### Prompt
Copy every line of the records below that holds the word "name".

Raw records
■ ■ ■ ■ ■ ■ ■

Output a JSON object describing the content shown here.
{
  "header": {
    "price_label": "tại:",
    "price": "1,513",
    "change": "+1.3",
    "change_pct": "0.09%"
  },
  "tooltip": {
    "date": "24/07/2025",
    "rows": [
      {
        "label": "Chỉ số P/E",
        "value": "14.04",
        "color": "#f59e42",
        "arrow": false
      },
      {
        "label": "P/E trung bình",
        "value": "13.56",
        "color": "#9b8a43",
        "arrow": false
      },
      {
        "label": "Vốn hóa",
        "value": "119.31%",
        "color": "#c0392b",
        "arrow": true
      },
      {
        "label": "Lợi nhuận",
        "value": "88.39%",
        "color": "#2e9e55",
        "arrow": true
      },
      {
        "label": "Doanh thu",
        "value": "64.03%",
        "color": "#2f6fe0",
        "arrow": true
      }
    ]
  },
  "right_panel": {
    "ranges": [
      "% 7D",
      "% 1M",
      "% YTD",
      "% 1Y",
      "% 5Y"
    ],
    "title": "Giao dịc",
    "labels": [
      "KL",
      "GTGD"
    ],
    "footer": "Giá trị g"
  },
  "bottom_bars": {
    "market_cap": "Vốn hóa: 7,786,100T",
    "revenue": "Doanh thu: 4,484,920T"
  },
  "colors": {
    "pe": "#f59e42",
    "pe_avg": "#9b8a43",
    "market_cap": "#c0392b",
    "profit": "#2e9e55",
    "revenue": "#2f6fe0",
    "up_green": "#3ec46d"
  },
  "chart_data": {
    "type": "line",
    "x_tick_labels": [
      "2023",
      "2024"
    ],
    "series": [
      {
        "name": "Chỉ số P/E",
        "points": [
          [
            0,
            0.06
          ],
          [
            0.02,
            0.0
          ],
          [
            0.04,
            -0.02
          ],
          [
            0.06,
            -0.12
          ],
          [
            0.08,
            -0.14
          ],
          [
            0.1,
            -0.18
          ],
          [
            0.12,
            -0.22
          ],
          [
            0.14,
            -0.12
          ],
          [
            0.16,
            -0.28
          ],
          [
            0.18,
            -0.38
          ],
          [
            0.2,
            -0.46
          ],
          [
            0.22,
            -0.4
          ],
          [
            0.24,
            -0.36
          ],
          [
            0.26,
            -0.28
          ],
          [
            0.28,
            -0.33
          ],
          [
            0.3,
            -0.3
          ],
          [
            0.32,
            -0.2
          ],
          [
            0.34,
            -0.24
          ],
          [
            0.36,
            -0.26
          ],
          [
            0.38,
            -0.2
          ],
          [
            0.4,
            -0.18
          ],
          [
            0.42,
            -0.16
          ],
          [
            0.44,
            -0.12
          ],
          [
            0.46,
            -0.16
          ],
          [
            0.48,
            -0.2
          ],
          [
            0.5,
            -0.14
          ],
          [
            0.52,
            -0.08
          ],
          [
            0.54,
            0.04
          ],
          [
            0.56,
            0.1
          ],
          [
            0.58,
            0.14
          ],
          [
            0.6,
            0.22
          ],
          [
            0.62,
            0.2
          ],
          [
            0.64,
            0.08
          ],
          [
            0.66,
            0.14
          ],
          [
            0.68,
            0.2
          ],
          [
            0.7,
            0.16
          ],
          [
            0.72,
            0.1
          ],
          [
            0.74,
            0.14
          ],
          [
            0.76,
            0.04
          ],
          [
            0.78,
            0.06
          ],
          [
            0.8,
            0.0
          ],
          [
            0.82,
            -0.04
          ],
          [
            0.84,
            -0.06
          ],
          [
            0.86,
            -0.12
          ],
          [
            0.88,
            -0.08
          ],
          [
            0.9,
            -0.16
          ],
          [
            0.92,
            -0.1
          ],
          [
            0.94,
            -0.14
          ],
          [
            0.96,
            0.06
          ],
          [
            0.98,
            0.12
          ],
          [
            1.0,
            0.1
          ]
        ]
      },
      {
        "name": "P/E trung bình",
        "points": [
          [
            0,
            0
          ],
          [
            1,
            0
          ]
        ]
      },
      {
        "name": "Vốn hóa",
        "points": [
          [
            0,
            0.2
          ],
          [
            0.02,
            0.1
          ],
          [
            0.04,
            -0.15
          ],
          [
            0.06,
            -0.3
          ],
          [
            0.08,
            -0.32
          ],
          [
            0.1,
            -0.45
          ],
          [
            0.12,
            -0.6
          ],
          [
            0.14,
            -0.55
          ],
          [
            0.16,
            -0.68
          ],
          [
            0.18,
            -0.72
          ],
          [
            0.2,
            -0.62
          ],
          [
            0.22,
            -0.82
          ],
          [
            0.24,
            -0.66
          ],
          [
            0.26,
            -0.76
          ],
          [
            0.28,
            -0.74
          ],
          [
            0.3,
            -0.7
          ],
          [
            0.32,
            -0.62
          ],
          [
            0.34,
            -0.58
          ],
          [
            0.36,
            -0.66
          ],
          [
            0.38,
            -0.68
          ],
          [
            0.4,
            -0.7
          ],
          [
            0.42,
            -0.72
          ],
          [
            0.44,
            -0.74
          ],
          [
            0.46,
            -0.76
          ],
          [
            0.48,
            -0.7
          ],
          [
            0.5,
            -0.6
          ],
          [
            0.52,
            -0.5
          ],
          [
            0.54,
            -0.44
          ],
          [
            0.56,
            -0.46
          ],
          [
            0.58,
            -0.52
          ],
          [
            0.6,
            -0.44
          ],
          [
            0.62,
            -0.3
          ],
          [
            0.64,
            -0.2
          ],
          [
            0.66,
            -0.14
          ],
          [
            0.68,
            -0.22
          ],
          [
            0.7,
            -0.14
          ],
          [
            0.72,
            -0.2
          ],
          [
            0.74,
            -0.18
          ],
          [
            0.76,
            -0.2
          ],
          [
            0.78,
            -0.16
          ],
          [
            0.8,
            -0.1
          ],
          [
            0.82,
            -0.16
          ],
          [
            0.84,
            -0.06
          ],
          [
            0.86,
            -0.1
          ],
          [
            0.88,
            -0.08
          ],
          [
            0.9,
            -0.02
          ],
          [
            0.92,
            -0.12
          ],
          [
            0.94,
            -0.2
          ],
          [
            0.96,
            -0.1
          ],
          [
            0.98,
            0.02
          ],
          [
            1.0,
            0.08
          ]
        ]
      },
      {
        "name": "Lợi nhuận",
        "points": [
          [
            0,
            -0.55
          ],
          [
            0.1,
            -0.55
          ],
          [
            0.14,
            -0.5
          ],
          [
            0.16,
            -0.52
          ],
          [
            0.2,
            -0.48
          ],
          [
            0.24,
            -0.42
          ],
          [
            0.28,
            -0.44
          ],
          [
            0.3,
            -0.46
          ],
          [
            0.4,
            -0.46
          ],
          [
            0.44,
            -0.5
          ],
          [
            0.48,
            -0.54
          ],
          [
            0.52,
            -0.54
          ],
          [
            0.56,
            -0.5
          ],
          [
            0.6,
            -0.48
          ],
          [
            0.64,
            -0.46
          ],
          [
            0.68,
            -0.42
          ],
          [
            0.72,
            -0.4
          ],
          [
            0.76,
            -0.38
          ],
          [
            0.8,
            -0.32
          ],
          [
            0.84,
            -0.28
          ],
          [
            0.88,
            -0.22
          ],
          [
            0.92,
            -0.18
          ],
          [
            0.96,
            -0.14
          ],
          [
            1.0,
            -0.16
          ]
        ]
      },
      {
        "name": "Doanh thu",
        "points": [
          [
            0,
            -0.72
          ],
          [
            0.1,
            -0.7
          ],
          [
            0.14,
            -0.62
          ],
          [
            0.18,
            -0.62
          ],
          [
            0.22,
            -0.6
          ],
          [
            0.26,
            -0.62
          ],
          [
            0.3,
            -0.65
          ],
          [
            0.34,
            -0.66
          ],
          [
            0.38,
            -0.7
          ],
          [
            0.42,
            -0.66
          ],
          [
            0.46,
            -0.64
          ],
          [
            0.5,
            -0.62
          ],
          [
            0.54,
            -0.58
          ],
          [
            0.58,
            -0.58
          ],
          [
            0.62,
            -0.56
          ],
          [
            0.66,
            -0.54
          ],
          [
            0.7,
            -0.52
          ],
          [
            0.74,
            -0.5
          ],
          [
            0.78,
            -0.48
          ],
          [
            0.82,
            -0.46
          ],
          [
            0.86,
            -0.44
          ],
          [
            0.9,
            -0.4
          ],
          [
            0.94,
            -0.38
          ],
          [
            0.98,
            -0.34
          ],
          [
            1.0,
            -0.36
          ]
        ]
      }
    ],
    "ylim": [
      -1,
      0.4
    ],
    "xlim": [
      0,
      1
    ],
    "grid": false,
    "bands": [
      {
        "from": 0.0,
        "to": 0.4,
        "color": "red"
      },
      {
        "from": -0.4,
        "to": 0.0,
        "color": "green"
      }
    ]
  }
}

■ ■ ■ ■ ■ ■ ■

### Output for this task
        "name": "Chỉ số P/E",
        "name": "P/E trung bình",
        "name": "Vốn hóa",
        "name": "Lợi nhuận",
        "name": "Doanh thu",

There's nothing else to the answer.